— RECORDS TO USE —
'''
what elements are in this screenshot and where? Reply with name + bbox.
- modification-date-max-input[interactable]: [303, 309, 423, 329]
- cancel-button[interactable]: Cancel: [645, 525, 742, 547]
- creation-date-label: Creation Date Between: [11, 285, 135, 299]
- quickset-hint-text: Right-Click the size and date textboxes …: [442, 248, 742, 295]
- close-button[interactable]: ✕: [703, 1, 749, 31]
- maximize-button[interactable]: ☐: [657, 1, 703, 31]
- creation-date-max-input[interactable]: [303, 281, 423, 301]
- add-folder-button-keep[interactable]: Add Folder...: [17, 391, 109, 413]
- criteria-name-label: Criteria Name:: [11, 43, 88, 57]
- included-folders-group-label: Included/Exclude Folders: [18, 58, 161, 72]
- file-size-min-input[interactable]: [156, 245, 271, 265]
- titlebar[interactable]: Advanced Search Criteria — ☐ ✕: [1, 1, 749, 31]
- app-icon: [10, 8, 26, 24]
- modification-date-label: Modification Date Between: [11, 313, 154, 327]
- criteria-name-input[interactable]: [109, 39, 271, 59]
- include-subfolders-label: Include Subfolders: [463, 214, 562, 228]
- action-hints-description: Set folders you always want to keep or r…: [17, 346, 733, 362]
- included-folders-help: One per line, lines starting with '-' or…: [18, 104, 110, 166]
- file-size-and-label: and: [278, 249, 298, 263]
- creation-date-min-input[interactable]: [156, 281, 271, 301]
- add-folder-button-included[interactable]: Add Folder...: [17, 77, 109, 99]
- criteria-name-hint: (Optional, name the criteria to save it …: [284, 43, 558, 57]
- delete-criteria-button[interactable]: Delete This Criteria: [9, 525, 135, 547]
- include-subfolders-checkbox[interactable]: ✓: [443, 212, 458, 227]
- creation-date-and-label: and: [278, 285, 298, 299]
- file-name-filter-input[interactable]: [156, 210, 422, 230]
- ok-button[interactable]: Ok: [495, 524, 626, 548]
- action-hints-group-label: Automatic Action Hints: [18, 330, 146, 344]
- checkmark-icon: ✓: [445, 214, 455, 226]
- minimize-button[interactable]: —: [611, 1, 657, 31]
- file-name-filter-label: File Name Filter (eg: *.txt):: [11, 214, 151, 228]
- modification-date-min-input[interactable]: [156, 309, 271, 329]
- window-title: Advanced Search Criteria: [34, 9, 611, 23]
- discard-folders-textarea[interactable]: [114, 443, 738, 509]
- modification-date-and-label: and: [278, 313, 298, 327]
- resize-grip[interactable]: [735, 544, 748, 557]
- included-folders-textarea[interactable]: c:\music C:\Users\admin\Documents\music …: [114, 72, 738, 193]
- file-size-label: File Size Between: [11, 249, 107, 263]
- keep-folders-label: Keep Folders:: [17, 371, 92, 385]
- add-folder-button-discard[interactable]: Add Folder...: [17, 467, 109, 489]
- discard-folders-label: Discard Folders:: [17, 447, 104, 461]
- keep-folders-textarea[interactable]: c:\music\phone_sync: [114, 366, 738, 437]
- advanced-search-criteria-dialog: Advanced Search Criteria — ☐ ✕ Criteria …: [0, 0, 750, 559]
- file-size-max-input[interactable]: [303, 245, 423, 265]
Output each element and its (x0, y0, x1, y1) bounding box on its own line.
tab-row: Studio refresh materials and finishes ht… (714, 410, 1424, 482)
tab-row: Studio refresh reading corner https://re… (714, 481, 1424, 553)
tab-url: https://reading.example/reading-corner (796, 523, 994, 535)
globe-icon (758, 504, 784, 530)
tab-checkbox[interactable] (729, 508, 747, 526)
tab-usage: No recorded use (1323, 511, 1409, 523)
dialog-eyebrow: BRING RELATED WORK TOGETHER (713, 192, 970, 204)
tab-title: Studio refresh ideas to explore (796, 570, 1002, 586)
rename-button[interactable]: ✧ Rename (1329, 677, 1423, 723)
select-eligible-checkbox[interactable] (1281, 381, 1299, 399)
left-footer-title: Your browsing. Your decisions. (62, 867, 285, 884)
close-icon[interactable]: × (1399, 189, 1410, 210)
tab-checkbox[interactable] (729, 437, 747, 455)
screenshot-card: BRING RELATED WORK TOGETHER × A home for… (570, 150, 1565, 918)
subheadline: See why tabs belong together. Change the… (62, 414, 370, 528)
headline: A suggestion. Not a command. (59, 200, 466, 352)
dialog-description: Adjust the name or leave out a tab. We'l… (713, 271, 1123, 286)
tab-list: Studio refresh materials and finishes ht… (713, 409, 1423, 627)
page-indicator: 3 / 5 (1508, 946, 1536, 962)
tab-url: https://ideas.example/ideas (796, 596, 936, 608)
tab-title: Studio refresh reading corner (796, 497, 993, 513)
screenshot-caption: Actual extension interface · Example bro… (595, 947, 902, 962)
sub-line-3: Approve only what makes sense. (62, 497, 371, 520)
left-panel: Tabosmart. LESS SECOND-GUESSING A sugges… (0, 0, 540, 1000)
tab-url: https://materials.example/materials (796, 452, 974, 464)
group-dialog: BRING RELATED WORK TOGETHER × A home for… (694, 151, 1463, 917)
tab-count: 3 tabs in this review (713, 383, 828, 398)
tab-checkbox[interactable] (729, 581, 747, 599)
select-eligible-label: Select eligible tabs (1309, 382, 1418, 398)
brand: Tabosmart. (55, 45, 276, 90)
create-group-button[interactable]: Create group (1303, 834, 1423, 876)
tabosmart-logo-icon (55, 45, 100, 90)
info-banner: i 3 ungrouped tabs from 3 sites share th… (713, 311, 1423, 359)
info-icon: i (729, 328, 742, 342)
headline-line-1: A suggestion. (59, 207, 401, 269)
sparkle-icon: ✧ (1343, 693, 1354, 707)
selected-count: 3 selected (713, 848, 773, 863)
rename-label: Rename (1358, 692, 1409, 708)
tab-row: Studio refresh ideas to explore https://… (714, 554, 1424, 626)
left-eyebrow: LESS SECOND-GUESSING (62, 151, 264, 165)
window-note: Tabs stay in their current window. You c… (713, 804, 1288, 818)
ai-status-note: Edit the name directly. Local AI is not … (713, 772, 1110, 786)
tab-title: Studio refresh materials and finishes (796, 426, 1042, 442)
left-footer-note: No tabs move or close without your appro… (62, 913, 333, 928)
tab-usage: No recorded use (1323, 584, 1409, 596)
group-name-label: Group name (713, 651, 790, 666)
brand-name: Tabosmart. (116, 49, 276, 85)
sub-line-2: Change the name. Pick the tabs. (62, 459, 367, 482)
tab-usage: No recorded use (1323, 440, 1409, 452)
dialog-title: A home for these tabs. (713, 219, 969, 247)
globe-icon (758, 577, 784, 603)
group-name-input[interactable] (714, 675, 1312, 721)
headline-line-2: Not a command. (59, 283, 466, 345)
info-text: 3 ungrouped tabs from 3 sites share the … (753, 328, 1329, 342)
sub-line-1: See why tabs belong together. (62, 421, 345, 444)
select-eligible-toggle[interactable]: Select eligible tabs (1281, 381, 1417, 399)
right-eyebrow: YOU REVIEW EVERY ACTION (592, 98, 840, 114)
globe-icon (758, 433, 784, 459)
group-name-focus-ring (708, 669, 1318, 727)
'''
— WORK TO BE COMPLETED —
Copy all of the material above, swapping "No recorded use" for "Never used" and leaving everything else unchanged.

— COMPLETED TASK —
what elements are in this screenshot and where? Reply with name + bbox.
- modification-date-max-input[interactable]: [303, 309, 423, 329]
- cancel-button[interactable]: Cancel: [645, 525, 742, 547]
- creation-date-label: Creation Date Between: [11, 285, 135, 299]
- quickset-hint-text: Right-Click the size and date textboxes …: [442, 248, 742, 295]
- close-button[interactable]: ✕: [703, 1, 749, 31]
- maximize-button[interactable]: ☐: [657, 1, 703, 31]
- creation-date-max-input[interactable]: [303, 281, 423, 301]
- add-folder-button-keep[interactable]: Add Folder...: [17, 391, 109, 413]
- criteria-name-label: Criteria Name:: [11, 43, 88, 57]
- included-folders-group-label: Included/Exclude Folders: [18, 58, 161, 72]
- file-size-min-input[interactable]: [156, 245, 271, 265]
- titlebar[interactable]: Advanced Search Criteria — ☐ ✕: [1, 1, 749, 31]
- app-icon: [10, 8, 26, 24]
- modification-date-label: Modification Date Between: [11, 313, 154, 327]
- criteria-name-input[interactable]: [109, 39, 271, 59]
- include-subfolders-label: Include Subfolders: [463, 214, 562, 228]
- action-hints-description: Set folders you always want to keep or r…: [17, 346, 733, 362]
- included-folders-help: One per line, lines starting with '-' or…: [18, 104, 110, 166]
- file-size-and-label: and: [278, 249, 298, 263]
- creation-date-min-input[interactable]: [156, 281, 271, 301]
- add-folder-button-included[interactable]: Add Folder...: [17, 77, 109, 99]
- criteria-name-hint: (Optional, name the criteria to save it …: [284, 43, 558, 57]
- delete-criteria-button[interactable]: Delete This Criteria: [9, 525, 135, 547]
- include-subfolders-checkbox[interactable]: ✓: [443, 212, 458, 227]
- creation-date-and-label: and: [278, 285, 298, 299]
- file-name-filter-input[interactable]: [156, 210, 422, 230]
- ok-button[interactable]: Ok: [495, 524, 626, 548]
- action-hints-group-label: Automatic Action Hints: [18, 330, 146, 344]
- checkmark-icon: ✓: [445, 214, 455, 226]
- minimize-button[interactable]: —: [611, 1, 657, 31]
- file-name-filter-label: File Name Filter (eg: *.txt):: [11, 214, 151, 228]
- modification-date-min-input[interactable]: [156, 309, 271, 329]
- window-title: Advanced Search Criteria: [34, 9, 611, 23]
- discard-folders-textarea[interactable]: [114, 443, 738, 509]
- modification-date-and-label: and: [278, 313, 298, 327]
- resize-grip[interactable]: [735, 544, 748, 557]
- included-folders-textarea[interactable]: c:\music C:\Users\admin\Documents\music …: [114, 72, 738, 193]
- file-size-label: File Size Between: [11, 249, 107, 263]
- keep-folders-label: Keep Folders:: [17, 371, 92, 385]
- add-folder-button-discard[interactable]: Add Folder...: [17, 467, 109, 489]
- discard-folders-label: Discard Folders:: [17, 447, 104, 461]
- keep-folders-textarea[interactable]: c:\music\phone_sync: [114, 366, 738, 437]
- advanced-search-criteria-dialog: Advanced Search Criteria — ☐ ✕ Criteria …: [0, 0, 750, 559]
- file-size-max-input[interactable]: [303, 245, 423, 265]
Output each element and its (x0, y0, x1, y1) bounding box on its own line.
tab-row: Studio refresh materials and finishes ht… (714, 410, 1424, 482)
tab-row: Studio refresh reading corner https://re… (714, 481, 1424, 553)
tab-url: https://reading.example/reading-corner (796, 523, 994, 535)
globe-icon (758, 504, 784, 530)
tab-checkbox[interactable] (729, 508, 747, 526)
tab-usage: Never used (1323, 511, 1409, 523)
dialog-eyebrow: BRING RELATED WORK TOGETHER (713, 192, 970, 204)
tab-title: Studio refresh ideas to explore (796, 570, 1002, 586)
rename-button[interactable]: ✧ Rename (1329, 677, 1423, 723)
select-eligible-checkbox[interactable] (1281, 381, 1299, 399)
left-footer-title: Your browsing. Your decisions. (62, 867, 285, 884)
close-icon[interactable]: × (1399, 189, 1410, 210)
tab-checkbox[interactable] (729, 437, 747, 455)
screenshot-card: BRING RELATED WORK TOGETHER × A home for… (570, 150, 1565, 918)
subheadline: See why tabs belong together. Change the… (62, 414, 370, 528)
headline: A suggestion. Not a command. (59, 200, 466, 352)
dialog-description: Adjust the name or leave out a tab. We'l… (713, 271, 1123, 286)
tab-list: Studio refresh materials and finishes ht… (713, 409, 1423, 627)
page-indicator: 3 / 5 (1508, 946, 1536, 962)
tab-url: https://ideas.example/ideas (796, 596, 936, 608)
tab-title: Studio refresh reading corner (796, 497, 993, 513)
screenshot-caption: Actual extension interface · Example bro… (595, 947, 902, 962)
sub-line-3: Approve only what makes sense. (62, 497, 371, 520)
left-panel: Tabosmart. LESS SECOND-GUESSING A sugges… (0, 0, 540, 1000)
tab-url: https://materials.example/materials (796, 452, 974, 464)
group-dialog: BRING RELATED WORK TOGETHER × A home for… (694, 151, 1463, 917)
tab-count: 3 tabs in this review (713, 383, 828, 398)
tab-checkbox[interactable] (729, 581, 747, 599)
select-eligible-label: Select eligible tabs (1309, 382, 1418, 398)
brand: Tabosmart. (55, 45, 276, 90)
create-group-button[interactable]: Create group (1303, 834, 1423, 876)
tabosmart-logo-icon (55, 45, 100, 90)
info-banner: i 3 ungrouped tabs from 3 sites share th… (713, 311, 1423, 359)
info-icon: i (729, 328, 742, 342)
headline-line-1: A suggestion. (59, 207, 401, 269)
sparkle-icon: ✧ (1343, 693, 1354, 707)
selected-count: 3 selected (713, 848, 773, 863)
rename-label: Rename (1358, 692, 1409, 708)
tab-row: Studio refresh ideas to explore https://… (714, 554, 1424, 626)
left-eyebrow: LESS SECOND-GUESSING (62, 151, 264, 165)
window-note: Tabs stay in their current window. You c… (713, 804, 1288, 818)
ai-status-note: Edit the name directly. Local AI is not … (713, 772, 1110, 786)
tab-title: Studio refresh materials and finishes (796, 426, 1042, 442)
left-footer-note: No tabs move or close without your appro… (62, 913, 333, 928)
tab-usage: Never used (1323, 584, 1409, 596)
group-name-label: Group name (713, 651, 790, 666)
brand-name: Tabosmart. (116, 49, 276, 85)
sub-line-2: Change the name. Pick the tabs. (62, 459, 367, 482)
tab-usage: Never used (1323, 440, 1409, 452)
dialog-title: A home for these tabs. (713, 219, 969, 247)
globe-icon (758, 577, 784, 603)
group-name-input[interactable] (714, 675, 1312, 721)
headline-line-2: Not a command. (59, 283, 466, 345)
info-text: 3 ungrouped tabs from 3 sites share the … (753, 328, 1329, 342)
sub-line-1: See why tabs belong together. (62, 421, 345, 444)
select-eligible-toggle[interactable]: Select eligible tabs (1281, 381, 1417, 399)
right-eyebrow: YOU REVIEW EVERY ACTION (592, 98, 840, 114)
globe-icon (758, 433, 784, 459)
group-name-focus-ring (708, 669, 1318, 727)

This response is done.